Excerpts from a figure dataset
_ _ _ _ _

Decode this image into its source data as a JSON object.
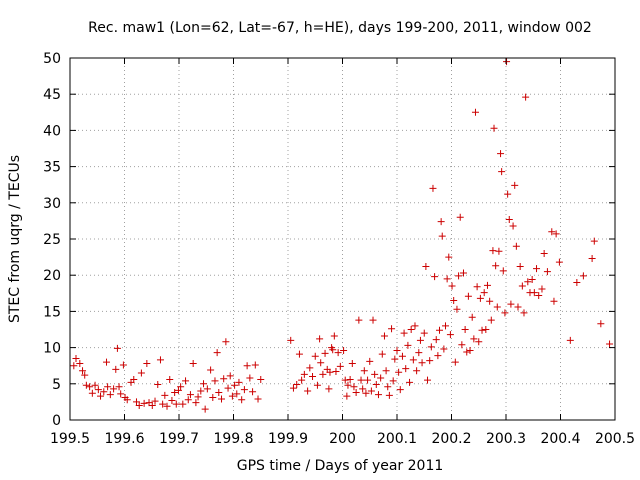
{
  "chart_data": {
    "type": "scatter",
    "title": "Rec. maw1 (Lon=62, Lat=-67, h=HE), days 199-200, 2011, window 002",
    "xlabel": "GPS time / Days of year 2011",
    "ylabel": "STEC from uqrg / TECUs",
    "xlim": [
      199.5,
      200.5
    ],
    "ylim": [
      0,
      50
    ],
    "xticks": [
      199.5,
      199.6,
      199.7,
      199.8,
      199.9,
      200,
      200.1,
      200.2,
      200.3,
      200.4,
      200.5
    ],
    "xtick_labels": [
      "199.5",
      "199.6",
      "199.7",
      "199.8",
      "199.9",
      "200",
      "200.1",
      "200.2",
      "200.3",
      "200.4",
      "200.5"
    ],
    "yticks": [
      0,
      5,
      10,
      15,
      20,
      25,
      30,
      35,
      40,
      45,
      50
    ],
    "ytick_labels": [
      "0",
      "5",
      "10",
      "15",
      "20",
      "25",
      "30",
      "35",
      "40",
      "45",
      "50"
    ],
    "grid": true,
    "marker": "+",
    "color": "#cc0000",
    "series": [
      {
        "name": "STEC",
        "points": [
          [
            199.507,
            7.5
          ],
          [
            199.511,
            8.5
          ],
          [
            199.518,
            7.8
          ],
          [
            199.523,
            6.8
          ],
          [
            199.527,
            6.2
          ],
          [
            199.53,
            4.8
          ],
          [
            199.536,
            4.6
          ],
          [
            199.541,
            3.7
          ],
          [
            199.546,
            4.8
          ],
          [
            199.552,
            4.2
          ],
          [
            199.556,
            3.3
          ],
          [
            199.562,
            3.9
          ],
          [
            199.567,
            8.0
          ],
          [
            199.569,
            4.6
          ],
          [
            199.574,
            3.5
          ],
          [
            199.58,
            4.3
          ],
          [
            199.584,
            7.0
          ],
          [
            199.587,
            9.9
          ],
          [
            199.59,
            4.6
          ],
          [
            199.593,
            3.6
          ],
          [
            199.598,
            7.6
          ],
          [
            199.601,
            3.1
          ],
          [
            199.605,
            2.8
          ],
          [
            199.612,
            5.2
          ],
          [
            199.617,
            5.6
          ],
          [
            199.622,
            2.5
          ],
          [
            199.627,
            2.0
          ],
          [
            199.631,
            6.5
          ],
          [
            199.636,
            2.3
          ],
          [
            199.641,
            7.8
          ],
          [
            199.645,
            2.4
          ],
          [
            199.651,
            2.0
          ],
          [
            199.656,
            2.6
          ],
          [
            199.661,
            4.9
          ],
          [
            199.666,
            8.3
          ],
          [
            199.67,
            2.2
          ],
          [
            199.674,
            3.4
          ],
          [
            199.678,
            1.9
          ],
          [
            199.683,
            5.6
          ],
          [
            199.687,
            2.7
          ],
          [
            199.692,
            3.8
          ],
          [
            199.695,
            2.2
          ],
          [
            199.699,
            4.1
          ],
          [
            199.703,
            4.6
          ],
          [
            199.707,
            2.2
          ],
          [
            199.712,
            5.4
          ],
          [
            199.717,
            2.8
          ],
          [
            199.721,
            3.5
          ],
          [
            199.726,
            7.8
          ],
          [
            199.731,
            2.4
          ],
          [
            199.735,
            3.2
          ],
          [
            199.74,
            4.0
          ],
          [
            199.745,
            5.0
          ],
          [
            199.748,
            1.5
          ],
          [
            199.752,
            4.3
          ],
          [
            199.758,
            6.9
          ],
          [
            199.762,
            3.1
          ],
          [
            199.766,
            5.4
          ],
          [
            199.77,
            9.3
          ],
          [
            199.773,
            3.8
          ],
          [
            199.778,
            2.9
          ],
          [
            199.782,
            5.7
          ],
          [
            199.786,
            10.8
          ],
          [
            199.79,
            4.4
          ],
          [
            199.794,
            6.1
          ],
          [
            199.798,
            3.3
          ],
          [
            199.802,
            4.8
          ],
          [
            199.806,
            3.6
          ],
          [
            199.81,
            5.2
          ],
          [
            199.815,
            2.8
          ],
          [
            199.82,
            4.2
          ],
          [
            199.825,
            7.5
          ],
          [
            199.83,
            5.8
          ],
          [
            199.835,
            3.9
          ],
          [
            199.84,
            7.6
          ],
          [
            199.845,
            2.9
          ],
          [
            199.85,
            5.6
          ],
          [
            199.905,
            11.0
          ],
          [
            199.91,
            4.4
          ],
          [
            199.916,
            4.9
          ],
          [
            199.921,
            9.1
          ],
          [
            199.925,
            5.5
          ],
          [
            199.93,
            6.3
          ],
          [
            199.936,
            4.0
          ],
          [
            199.94,
            7.2
          ],
          [
            199.945,
            6.0
          ],
          [
            199.95,
            8.8
          ],
          [
            199.954,
            4.8
          ],
          [
            199.958,
            11.2
          ],
          [
            199.96,
            7.9
          ],
          [
            199.964,
            6.3
          ],
          [
            199.968,
            9.2
          ],
          [
            199.972,
            7.0
          ],
          [
            199.975,
            4.3
          ],
          [
            199.977,
            6.6
          ],
          [
            199.98,
            10.0
          ],
          [
            199.982,
            9.7
          ],
          [
            199.985,
            11.6
          ],
          [
            199.988,
            6.7
          ],
          [
            199.992,
            9.3
          ],
          [
            199.996,
            7.4
          ],
          [
            200.002,
            9.6
          ],
          [
            200.005,
            5.5
          ],
          [
            200.008,
            3.3
          ],
          [
            200.01,
            4.8
          ],
          [
            200.014,
            5.6
          ],
          [
            200.018,
            7.8
          ],
          [
            200.021,
            4.6
          ],
          [
            200.025,
            3.8
          ],
          [
            200.03,
            13.8
          ],
          [
            200.034,
            5.5
          ],
          [
            200.037,
            4.3
          ],
          [
            200.04,
            6.8
          ],
          [
            200.043,
            3.7
          ],
          [
            200.046,
            5.5
          ],
          [
            200.05,
            8.1
          ],
          [
            200.053,
            4.0
          ],
          [
            200.056,
            13.8
          ],
          [
            200.059,
            6.3
          ],
          [
            200.062,
            4.9
          ],
          [
            200.066,
            3.5
          ],
          [
            200.07,
            5.8
          ],
          [
            200.073,
            9.1
          ],
          [
            200.077,
            11.6
          ],
          [
            200.08,
            6.8
          ],
          [
            200.083,
            4.6
          ],
          [
            200.086,
            3.4
          ],
          [
            200.09,
            12.6
          ],
          [
            200.093,
            5.4
          ],
          [
            200.096,
            8.4
          ],
          [
            200.1,
            9.6
          ],
          [
            200.103,
            6.6
          ],
          [
            200.106,
            4.2
          ],
          [
            200.11,
            8.8
          ],
          [
            200.113,
            12.0
          ],
          [
            200.116,
            7.1
          ],
          [
            200.12,
            10.3
          ],
          [
            200.123,
            5.2
          ],
          [
            200.126,
            12.5
          ],
          [
            200.13,
            8.3
          ],
          [
            200.133,
            13.0
          ],
          [
            200.136,
            6.8
          ],
          [
            200.14,
            9.3
          ],
          [
            200.143,
            11.0
          ],
          [
            200.146,
            7.9
          ],
          [
            200.15,
            12.0
          ],
          [
            200.153,
            21.2
          ],
          [
            200.156,
            5.5
          ],
          [
            200.16,
            8.2
          ],
          [
            200.163,
            10.1
          ],
          [
            200.166,
            32.0
          ],
          [
            200.169,
            19.8
          ],
          [
            200.172,
            11.1
          ],
          [
            200.175,
            8.9
          ],
          [
            200.178,
            12.4
          ],
          [
            200.181,
            27.4
          ],
          [
            200.183,
            25.4
          ],
          [
            200.186,
            9.8
          ],
          [
            200.189,
            13.0
          ],
          [
            200.192,
            19.5
          ],
          [
            200.195,
            22.5
          ],
          [
            200.198,
            11.8
          ],
          [
            200.201,
            18.5
          ],
          [
            200.204,
            16.5
          ],
          [
            200.207,
            8.0
          ],
          [
            200.21,
            15.3
          ],
          [
            200.213,
            19.9
          ],
          [
            200.216,
            28.0
          ],
          [
            200.219,
            10.4
          ],
          [
            200.222,
            20.3
          ],
          [
            200.225,
            12.5
          ],
          [
            200.228,
            9.4
          ],
          [
            200.231,
            17.1
          ],
          [
            200.234,
            9.6
          ],
          [
            200.238,
            14.2
          ],
          [
            200.241,
            11.2
          ],
          [
            200.244,
            42.5
          ],
          [
            200.247,
            18.4
          ],
          [
            200.25,
            10.8
          ],
          [
            200.253,
            16.8
          ],
          [
            200.256,
            12.4
          ],
          [
            200.26,
            17.6
          ],
          [
            200.263,
            12.5
          ],
          [
            200.266,
            18.6
          ],
          [
            200.27,
            16.4
          ],
          [
            200.273,
            13.8
          ],
          [
            200.276,
            23.4
          ],
          [
            200.278,
            40.3
          ],
          [
            200.281,
            21.3
          ],
          [
            200.284,
            15.6
          ],
          [
            200.287,
            23.3
          ],
          [
            200.29,
            36.8
          ],
          [
            200.292,
            34.3
          ],
          [
            200.295,
            20.6
          ],
          [
            200.298,
            14.8
          ],
          [
            200.301,
            49.5
          ],
          [
            200.303,
            31.2
          ],
          [
            200.306,
            27.7
          ],
          [
            200.309,
            16.0
          ],
          [
            200.313,
            26.8
          ],
          [
            200.316,
            32.4
          ],
          [
            200.319,
            24.0
          ],
          [
            200.322,
            15.6
          ],
          [
            200.326,
            21.2
          ],
          [
            200.33,
            18.5
          ],
          [
            200.333,
            14.8
          ],
          [
            200.336,
            44.6
          ],
          [
            200.34,
            19.1
          ],
          [
            200.344,
            17.6
          ],
          [
            200.348,
            19.4
          ],
          [
            200.352,
            17.6
          ],
          [
            200.356,
            20.9
          ],
          [
            200.36,
            17.2
          ],
          [
            200.366,
            18.1
          ],
          [
            200.37,
            23.0
          ],
          [
            200.376,
            20.5
          ],
          [
            200.384,
            26.0
          ],
          [
            200.388,
            16.4
          ],
          [
            200.392,
            25.7
          ],
          [
            200.398,
            21.8
          ],
          [
            200.418,
            11.0
          ],
          [
            200.43,
            19.0
          ],
          [
            200.442,
            19.9
          ],
          [
            200.458,
            22.3
          ],
          [
            200.462,
            24.7
          ],
          [
            200.474,
            13.3
          ],
          [
            200.49,
            10.5
          ]
        ]
      }
    ]
  }
}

_ _ _ _ _

Pick out the lines containing the word "STEC" and show them.

    "ylabel": "STEC from uqrg / TECUs",
        "name": "STEC",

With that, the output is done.